Record set:
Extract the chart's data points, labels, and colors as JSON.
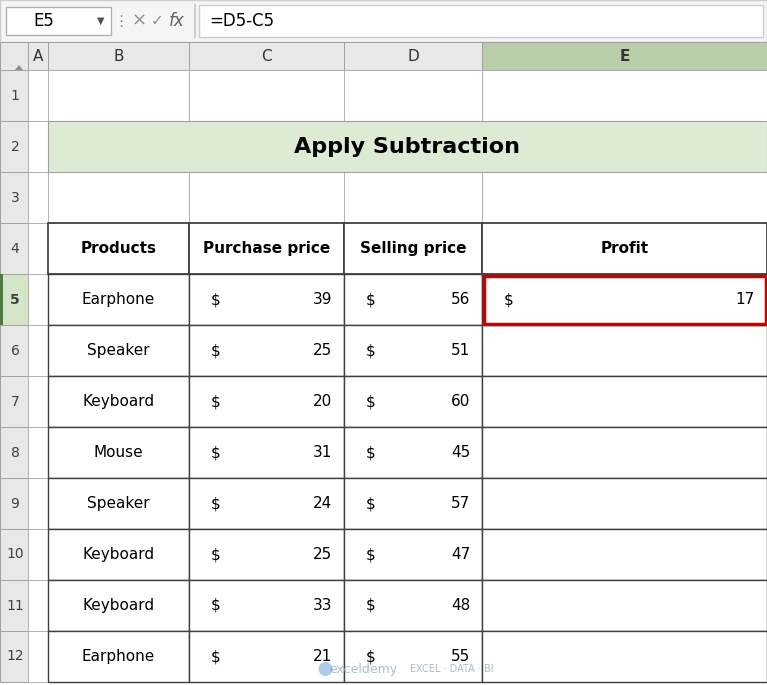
{
  "title": "Apply Subtraction",
  "title_bg": "#deebd4",
  "formula_bar_text": "=D5-C5",
  "cell_ref": "E5",
  "col_headers": [
    "A",
    "B",
    "C",
    "D",
    "E"
  ],
  "row_numbers": [
    "1",
    "2",
    "3",
    "4",
    "5",
    "6",
    "7",
    "8",
    "9",
    "10",
    "11",
    "12"
  ],
  "table_headers": [
    "Products",
    "Purchase price",
    "Selling price",
    "Profit"
  ],
  "products": [
    "Earphone",
    "Speaker",
    "Keyboard",
    "Mouse",
    "Speaker",
    "Keyboard",
    "Keyboard",
    "Earphone"
  ],
  "purchase_prices": [
    39,
    25,
    20,
    31,
    24,
    25,
    33,
    21
  ],
  "selling_prices": [
    56,
    51,
    60,
    45,
    57,
    47,
    48,
    55
  ],
  "profit_row": 0,
  "profit_value": 17,
  "active_col_bg": "#b8ceaa",
  "active_row_bg": "#d6e4c8",
  "active_row_side": "#4a7c3f",
  "highlight_cell_border": "#cc0000",
  "col_hdr_bg": "#e8e8e8",
  "row_hdr_bg": "#e8e8e8",
  "grid_color": "#a0a0a0",
  "table_border": "#404040",
  "watermark_text": "exceldemy",
  "watermark_sub": "EXCEL · DATA · BI"
}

Direction: Give every line back word for word and leave the pictures out.

Expected output:
Extract the chart's data points, labels, and colors as JSON.
{
  "title": "Apply Subtraction",
  "title_bg": "#deebd4",
  "formula_bar_text": "=D5-C5",
  "cell_ref": "E5",
  "col_headers": [
    "A",
    "B",
    "C",
    "D",
    "E"
  ],
  "row_numbers": [
    "1",
    "2",
    "3",
    "4",
    "5",
    "6",
    "7",
    "8",
    "9",
    "10",
    "11",
    "12"
  ],
  "table_headers": [
    "Products",
    "Purchase price",
    "Selling price",
    "Profit"
  ],
  "products": [
    "Earphone",
    "Speaker",
    "Keyboard",
    "Mouse",
    "Speaker",
    "Keyboard",
    "Keyboard",
    "Earphone"
  ],
  "purchase_prices": [
    39,
    25,
    20,
    31,
    24,
    25,
    33,
    21
  ],
  "selling_prices": [
    56,
    51,
    60,
    45,
    57,
    47,
    48,
    55
  ],
  "profit_row": 0,
  "profit_value": 17,
  "active_col_bg": "#b8ceaa",
  "active_row_bg": "#d6e4c8",
  "active_row_side": "#4a7c3f",
  "highlight_cell_border": "#cc0000",
  "col_hdr_bg": "#e8e8e8",
  "row_hdr_bg": "#e8e8e8",
  "grid_color": "#a0a0a0",
  "table_border": "#404040",
  "watermark_text": "exceldemy",
  "watermark_sub": "EXCEL · DATA · BI"
}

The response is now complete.